### EXERCISE
Reply with the count of lines holding "text", nothing more.

### SOURCE DATA

********************

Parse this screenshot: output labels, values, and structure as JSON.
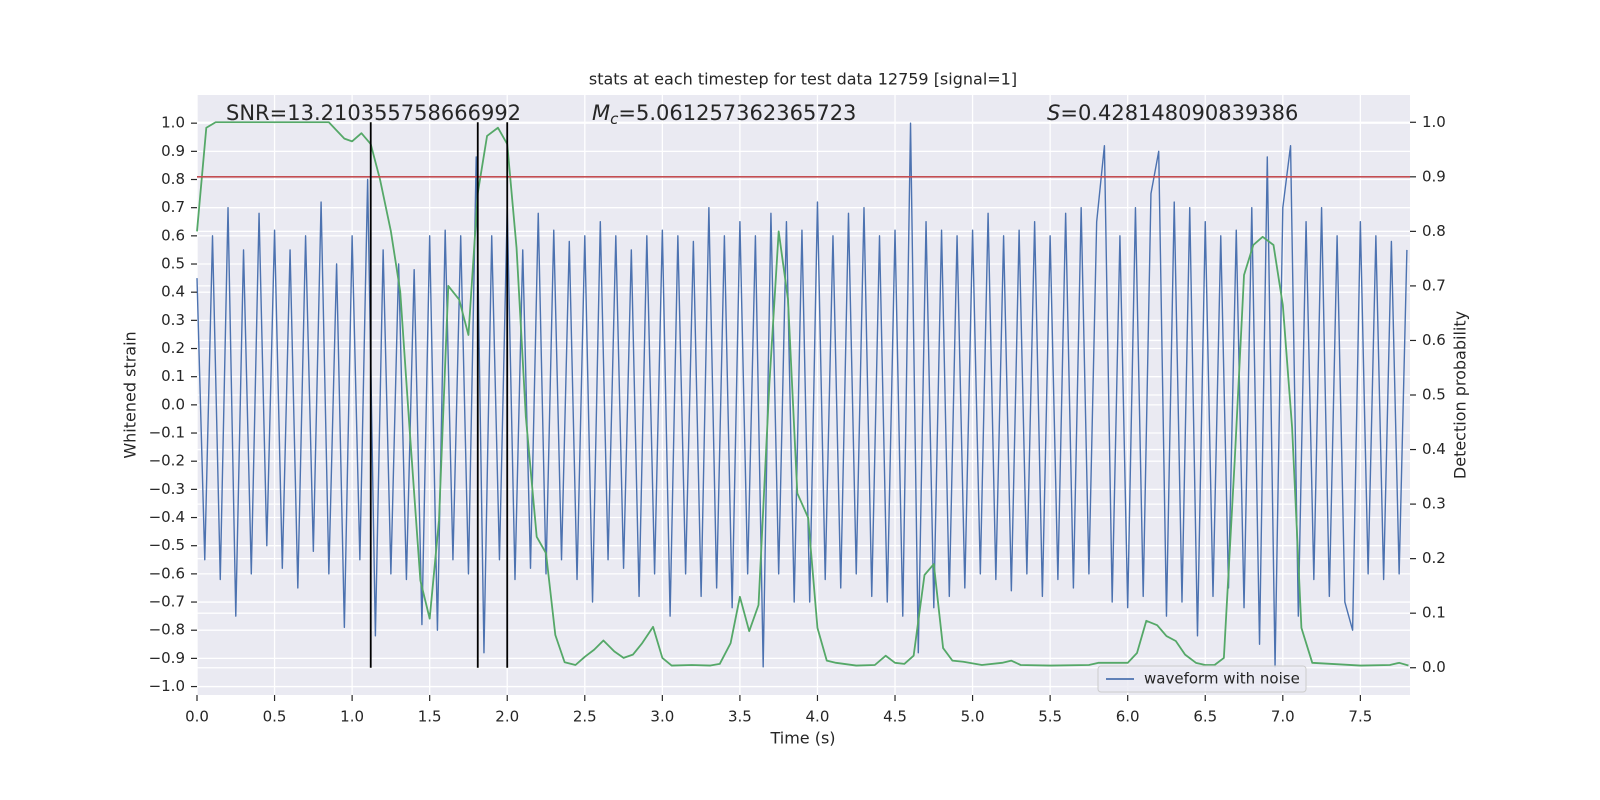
{
  "chart_data": {
    "type": "line",
    "title": "stats at each timestep for test data 12759 [signal=1]",
    "xlabel": "Time (s)",
    "ylabel": "Whitened strain",
    "y2label": "Detection probability",
    "xlim": [
      0,
      7.82
    ],
    "ylim": [
      -1.03,
      1.1
    ],
    "y2lim": [
      -0.05,
      1.05
    ],
    "grid": true,
    "legend": "lower right",
    "xticks": [
      {
        "value": 0,
        "label": "0.0"
      },
      {
        "value": 0.5,
        "label": "0.5"
      },
      {
        "value": 1,
        "label": "1.0"
      },
      {
        "value": 1.5,
        "label": "1.5"
      },
      {
        "value": 2,
        "label": "2.0"
      },
      {
        "value": 2.5,
        "label": "2.5"
      },
      {
        "value": 3,
        "label": "3.0"
      },
      {
        "value": 3.5,
        "label": "3.5"
      },
      {
        "value": 4,
        "label": "4.0"
      },
      {
        "value": 4.5,
        "label": "4.5"
      },
      {
        "value": 5,
        "label": "5.0"
      },
      {
        "value": 5.5,
        "label": "5.5"
      },
      {
        "value": 6,
        "label": "6.0"
      },
      {
        "value": 6.5,
        "label": "6.5"
      },
      {
        "value": 7,
        "label": "7.0"
      },
      {
        "value": 7.5,
        "label": "7.5"
      }
    ],
    "yticks": [
      {
        "value": -1,
        "label": "−1.0"
      },
      {
        "value": -0.9,
        "label": "−0.9"
      },
      {
        "value": -0.8,
        "label": "−0.8"
      },
      {
        "value": -0.7,
        "label": "−0.7"
      },
      {
        "value": -0.6,
        "label": "−0.6"
      },
      {
        "value": -0.5,
        "label": "−0.5"
      },
      {
        "value": -0.4,
        "label": "−0.4"
      },
      {
        "value": -0.3,
        "label": "−0.3"
      },
      {
        "value": -0.2,
        "label": "−0.2"
      },
      {
        "value": -0.1,
        "label": "−0.1"
      },
      {
        "value": 0,
        "label": "0.0"
      },
      {
        "value": 0.1,
        "label": "0.1"
      },
      {
        "value": 0.2,
        "label": "0.2"
      },
      {
        "value": 0.3,
        "label": "0.3"
      },
      {
        "value": 0.4,
        "label": "0.4"
      },
      {
        "value": 0.5,
        "label": "0.5"
      },
      {
        "value": 0.6,
        "label": "0.6"
      },
      {
        "value": 0.7,
        "label": "0.7"
      },
      {
        "value": 0.8,
        "label": "0.8"
      },
      {
        "value": 0.9,
        "label": "0.9"
      },
      {
        "value": 1,
        "label": "1.0"
      }
    ],
    "y2ticks": [
      {
        "value": 0,
        "label": "0.0"
      },
      {
        "value": 0.1,
        "label": "0.1"
      },
      {
        "value": 0.2,
        "label": "0.2"
      },
      {
        "value": 0.3,
        "label": "0.3"
      },
      {
        "value": 0.4,
        "label": "0.4"
      },
      {
        "value": 0.5,
        "label": "0.5"
      },
      {
        "value": 0.6,
        "label": "0.6"
      },
      {
        "value": 0.7,
        "label": "0.7"
      },
      {
        "value": 0.8,
        "label": "0.8"
      },
      {
        "value": 0.9,
        "label": "0.9"
      },
      {
        "value": 1,
        "label": "1.0"
      }
    ],
    "annotations": [
      {
        "text": "SNR=13.210355758666992"
      },
      {
        "italic": "M",
        "sub": "c",
        "text": "=5.061257362365723"
      },
      {
        "italic": "S",
        "text": "=0.428148090839386"
      }
    ],
    "hline": {
      "y2": 0.9,
      "color": "#c44e52"
    },
    "vlines": {
      "x": [
        1.12,
        1.81,
        2.0
      ],
      "y2": [
        0,
        1
      ],
      "color": "#000000"
    },
    "series": [
      {
        "name": "waveform with noise",
        "color": "#4c72b0",
        "x": [
          0,
          0.05,
          0.1,
          0.15,
          0.2,
          0.25,
          0.3,
          0.35,
          0.4,
          0.45,
          0.5,
          0.55,
          0.6,
          0.65,
          0.7,
          0.75,
          0.8,
          0.85,
          0.9,
          0.95,
          1,
          1.05,
          1.1,
          1.15,
          1.2,
          1.25,
          1.3,
          1.35,
          1.4,
          1.45,
          1.5,
          1.55,
          1.6,
          1.65,
          1.7,
          1.75,
          1.8,
          1.85,
          1.9,
          1.95,
          2,
          2.05,
          2.1,
          2.15,
          2.2,
          2.25,
          2.3,
          2.35,
          2.4,
          2.45,
          2.5,
          2.55,
          2.6,
          2.65,
          2.7,
          2.75,
          2.8,
          2.85,
          2.9,
          2.95,
          3,
          3.05,
          3.1,
          3.15,
          3.2,
          3.25,
          3.3,
          3.35,
          3.4,
          3.45,
          3.5,
          3.55,
          3.6,
          3.65,
          3.7,
          3.75,
          3.8,
          3.85,
          3.9,
          3.95,
          4,
          4.05,
          4.1,
          4.15,
          4.2,
          4.25,
          4.3,
          4.35,
          4.4,
          4.45,
          4.5,
          4.55,
          4.6,
          4.65,
          4.7,
          4.75,
          4.8,
          4.85,
          4.9,
          4.95,
          5,
          5.05,
          5.1,
          5.15,
          5.2,
          5.25,
          5.3,
          5.35,
          5.4,
          5.45,
          5.5,
          5.55,
          5.6,
          5.65,
          5.7,
          5.75,
          5.8,
          5.85,
          5.9,
          5.95,
          6,
          6.05,
          6.1,
          6.15,
          6.2,
          6.25,
          6.3,
          6.35,
          6.4,
          6.45,
          6.5,
          6.55,
          6.6,
          6.65,
          6.7,
          6.75,
          6.8,
          6.85,
          6.9,
          6.95,
          7,
          7.05,
          7.1,
          7.15,
          7.2,
          7.25,
          7.3,
          7.35,
          7.4,
          7.45,
          7.5,
          7.55,
          7.6,
          7.65,
          7.7,
          7.75,
          7.8
        ],
        "values": [
          0.45,
          -0.55,
          0.6,
          -0.62,
          0.7,
          -0.75,
          0.55,
          -0.6,
          0.68,
          -0.5,
          0.62,
          -0.58,
          0.55,
          -0.65,
          0.6,
          -0.52,
          0.72,
          -0.6,
          0.5,
          -0.79,
          0.6,
          -0.55,
          0.8,
          -0.82,
          0.55,
          -0.6,
          0.5,
          -0.62,
          0.48,
          -0.78,
          0.6,
          -0.8,
          0.62,
          -0.55,
          0.6,
          -0.6,
          0.88,
          -0.88,
          0.6,
          -0.55,
          0.7,
          -0.62,
          0.55,
          -0.58,
          0.68,
          -0.6,
          0.62,
          -0.55,
          0.58,
          -0.62,
          0.6,
          -0.7,
          0.65,
          -0.55,
          0.6,
          -0.58,
          0.55,
          -0.68,
          0.6,
          -0.6,
          0.62,
          -0.75,
          0.6,
          -0.6,
          0.58,
          -0.68,
          0.7,
          -0.65,
          0.6,
          -0.72,
          0.65,
          -0.6,
          0.6,
          -0.93,
          0.68,
          -0.6,
          0.65,
          -0.7,
          0.62,
          -0.7,
          0.72,
          -0.62,
          0.6,
          -0.65,
          0.68,
          -0.6,
          0.7,
          -0.68,
          0.6,
          -0.7,
          0.62,
          -0.75,
          1.0,
          -0.88,
          0.65,
          -0.72,
          0.62,
          -0.68,
          0.6,
          -0.65,
          0.62,
          -0.6,
          0.68,
          -0.62,
          0.6,
          -0.66,
          0.62,
          -0.6,
          0.65,
          -0.68,
          0.6,
          -0.62,
          0.68,
          -0.65,
          0.7,
          -0.6,
          0.65,
          0.92,
          -0.7,
          0.6,
          -0.72,
          0.7,
          -0.68,
          0.75,
          0.9,
          -0.75,
          0.72,
          -0.7,
          0.7,
          -0.82,
          0.65,
          -0.68,
          0.6,
          -0.65,
          0.62,
          -0.72,
          0.7,
          -0.85,
          0.88,
          -0.93,
          0.7,
          0.92,
          -0.75,
          0.65,
          -0.62,
          0.7,
          -0.68,
          0.6,
          -0.7,
          -0.8,
          0.65,
          -0.6,
          0.6,
          -0.62,
          0.58,
          -0.6,
          0.55
        ]
      },
      {
        "color": "#55a868",
        "axis": "y2",
        "x": [
          0,
          0.06,
          0.12,
          0.85,
          0.95,
          1,
          1.06,
          1.12,
          1.18,
          1.25,
          1.31,
          1.37,
          1.44,
          1.5,
          1.56,
          1.62,
          1.69,
          1.75,
          1.81,
          1.87,
          1.94,
          2,
          2.06,
          2.12,
          2.19,
          2.25,
          2.31,
          2.37,
          2.44,
          2.5,
          2.56,
          2.62,
          2.69,
          2.75,
          2.81,
          2.87,
          2.94,
          3,
          3.06,
          3.19,
          3.31,
          3.37,
          3.44,
          3.5,
          3.56,
          3.62,
          3.69,
          3.75,
          3.81,
          3.87,
          3.94,
          4,
          4.06,
          4.12,
          4.25,
          4.37,
          4.44,
          4.5,
          4.56,
          4.62,
          4.69,
          4.75,
          4.81,
          4.87,
          4.94,
          5.06,
          5.19,
          5.25,
          5.31,
          5.5,
          5.75,
          5.81,
          6,
          6.06,
          6.12,
          6.19,
          6.25,
          6.31,
          6.37,
          6.44,
          6.5,
          6.56,
          6.62,
          6.69,
          6.75,
          6.81,
          6.87,
          6.94,
          7,
          7.06,
          7.12,
          7.19,
          7.5,
          7.69,
          7.75,
          7.81
        ],
        "values": [
          0.8,
          0.99,
          1.0,
          1.0,
          0.97,
          0.965,
          0.98,
          0.96,
          0.895,
          0.8,
          0.69,
          0.44,
          0.16,
          0.09,
          0.27,
          0.7,
          0.675,
          0.61,
          0.87,
          0.975,
          0.99,
          0.96,
          0.77,
          0.46,
          0.24,
          0.21,
          0.06,
          0.01,
          0.005,
          0.02,
          0.033,
          0.05,
          0.03,
          0.018,
          0.024,
          0.045,
          0.075,
          0.018,
          0.004,
          0.005,
          0.004,
          0.007,
          0.045,
          0.13,
          0.067,
          0.115,
          0.52,
          0.8,
          0.675,
          0.32,
          0.275,
          0.073,
          0.013,
          0.009,
          0.004,
          0.005,
          0.022,
          0.009,
          0.007,
          0.022,
          0.17,
          0.19,
          0.036,
          0.013,
          0.011,
          0.005,
          0.009,
          0.013,
          0.005,
          0.004,
          0.005,
          0.009,
          0.009,
          0.027,
          0.086,
          0.078,
          0.058,
          0.049,
          0.024,
          0.009,
          0.005,
          0.005,
          0.018,
          0.38,
          0.72,
          0.775,
          0.79,
          0.775,
          0.665,
          0.44,
          0.073,
          0.009,
          0.004,
          0.005,
          0.009,
          0.004
        ]
      }
    ]
  }
}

********************

### WRITTEN RESPONSE
3